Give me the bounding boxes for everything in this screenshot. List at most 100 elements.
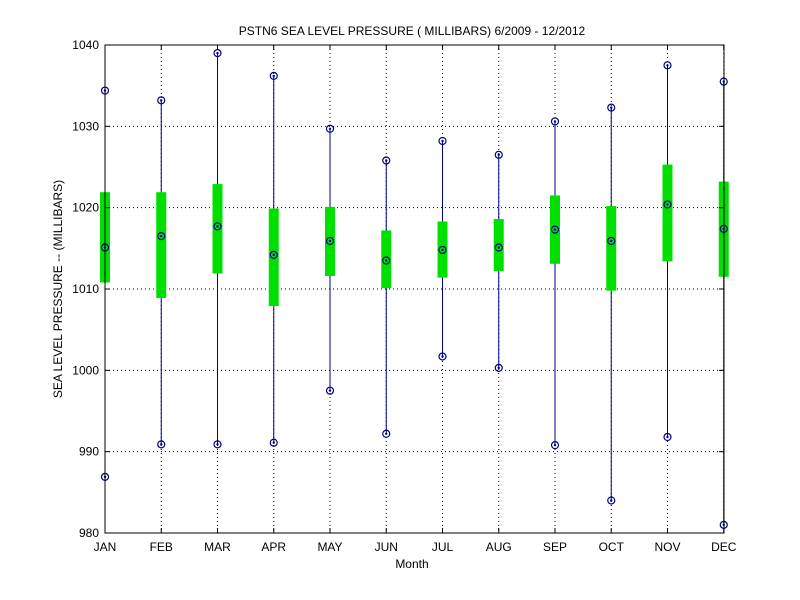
max-marker-dot — [497, 153, 500, 156]
month-box-oct — [606, 103, 617, 505]
max-marker — [663, 61, 672, 70]
min-marker — [663, 432, 672, 442]
x-tick-label: OCT — [599, 540, 625, 554]
mean-marker — [607, 236, 616, 246]
max-marker-dot — [610, 106, 613, 109]
mean-marker-dot — [272, 253, 275, 257]
min-marker-dot — [328, 389, 332, 392]
x-tick-label: AUG — [486, 540, 512, 554]
month-box-feb — [156, 96, 167, 449]
min-marker — [438, 352, 447, 361]
max-marker — [157, 96, 166, 105]
max-marker-dot — [272, 74, 275, 78]
mean-marker — [269, 250, 278, 259]
mean-marker-dot — [666, 203, 669, 206]
range-box — [493, 219, 504, 272]
mean-marker-dot — [441, 248, 444, 252]
min-marker-dot — [610, 499, 613, 502]
min-marker — [494, 363, 503, 372]
chart-title: PSTN6 SEA LEVEL PRESSURE ( MILLIBARS) 6/… — [239, 24, 586, 38]
range-box — [268, 208, 279, 307]
y-axis-label: SEA LEVEL PRESSURE -- (MILLIBARS) — [51, 180, 65, 398]
x-tick-label: FEB — [150, 540, 173, 554]
min-marker-dot — [272, 441, 275, 444]
max-marker-dot — [328, 127, 332, 130]
max-marker-dot — [553, 120, 557, 123]
max-marker — [325, 124, 335, 133]
max-marker — [438, 136, 447, 146]
mean-marker-dot — [610, 239, 613, 243]
range-box — [606, 206, 617, 291]
max-marker — [269, 71, 278, 81]
range-box — [212, 184, 223, 274]
range-box — [381, 230, 392, 289]
y-tick-label: 1040 — [72, 38, 99, 52]
month-box-jun — [381, 156, 392, 438]
mean-marker-dot — [553, 228, 557, 231]
x-axis-label: Month — [395, 557, 428, 571]
max-marker — [607, 103, 616, 112]
month-box-sep — [550, 117, 560, 450]
mean-marker — [550, 225, 560, 234]
month-box-nov — [662, 61, 673, 442]
month-box-jul — [437, 136, 448, 361]
mean-marker — [382, 256, 391, 265]
x-tick-label: JUL — [432, 540, 454, 554]
min-marker-dot — [666, 435, 669, 439]
max-marker-dot — [441, 139, 444, 143]
range-box — [156, 192, 167, 298]
mean-marker — [438, 245, 447, 255]
x-tick-label: APR — [261, 540, 286, 554]
max-marker — [494, 150, 503, 159]
max-marker — [382, 156, 391, 165]
x-tick-label: JUN — [375, 540, 398, 554]
x-tick-label: MAY — [317, 540, 342, 554]
min-marker — [607, 496, 616, 505]
mean-marker-dot — [160, 234, 163, 238]
y-tick-label: 1000 — [72, 363, 99, 377]
max-marker-dot — [385, 159, 388, 162]
max-marker-dot — [160, 99, 163, 102]
mean-marker-dot — [497, 246, 500, 249]
min-marker — [157, 440, 166, 449]
x-tick-label: MAR — [204, 540, 231, 554]
min-marker-dot — [385, 432, 388, 435]
y-tick-label: 1010 — [72, 282, 99, 296]
month-box-aug — [493, 150, 504, 372]
mean-marker — [213, 222, 222, 231]
min-marker-dot — [497, 366, 500, 370]
x-tick-label: DEC — [711, 540, 737, 554]
y-tick-label: 990 — [79, 445, 99, 459]
min-marker — [382, 429, 391, 438]
min-marker — [325, 386, 335, 395]
mean-marker — [157, 232, 166, 241]
min-marker-dot — [216, 443, 219, 446]
min-marker-dot — [553, 443, 557, 447]
max-marker-dot — [666, 64, 669, 67]
x-tick-label: NOV — [654, 540, 680, 554]
min-marker — [550, 441, 560, 450]
mean-marker-dot — [216, 225, 219, 228]
mean-marker-dot — [385, 259, 388, 262]
max-marker-dot — [216, 51, 219, 55]
min-marker-dot — [160, 443, 163, 446]
x-tick-label: SEP — [543, 540, 567, 554]
y-tick-label: 1030 — [72, 119, 99, 133]
range-box — [662, 164, 673, 262]
x-tick-label: JAN — [94, 540, 117, 554]
y-tick-label: 980 — [79, 526, 99, 540]
month-box-mar — [212, 49, 223, 449]
month-box-apr — [268, 71, 279, 447]
y-tick-label: 1020 — [72, 201, 99, 215]
mean-marker — [325, 236, 335, 246]
mean-marker — [663, 200, 672, 209]
ticks-layer: 980 990 1000 1010 1020 1030 1040 JAN FEB MAR APR MA… — [72, 38, 736, 554]
mean-marker-dot — [328, 239, 332, 243]
min-marker — [213, 440, 222, 449]
min-marker-dot — [441, 355, 444, 358]
min-marker — [269, 438, 278, 447]
month-box-may — [325, 124, 335, 395]
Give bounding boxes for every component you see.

-=-=-

▶ TASK: Show every line of the listing above that contains the string "MILLIBARS", treating uppercase and lowercase letters as distinct.

▶ THE COMPLETED TASK:
chart-title: PSTN6 SEA LEVEL PRESSURE ( MILLIBARS) 6/… — [239, 24, 586, 38]
y-axis-label: SEA LEVEL PRESSURE -- (MILLIBARS) — [51, 180, 65, 398]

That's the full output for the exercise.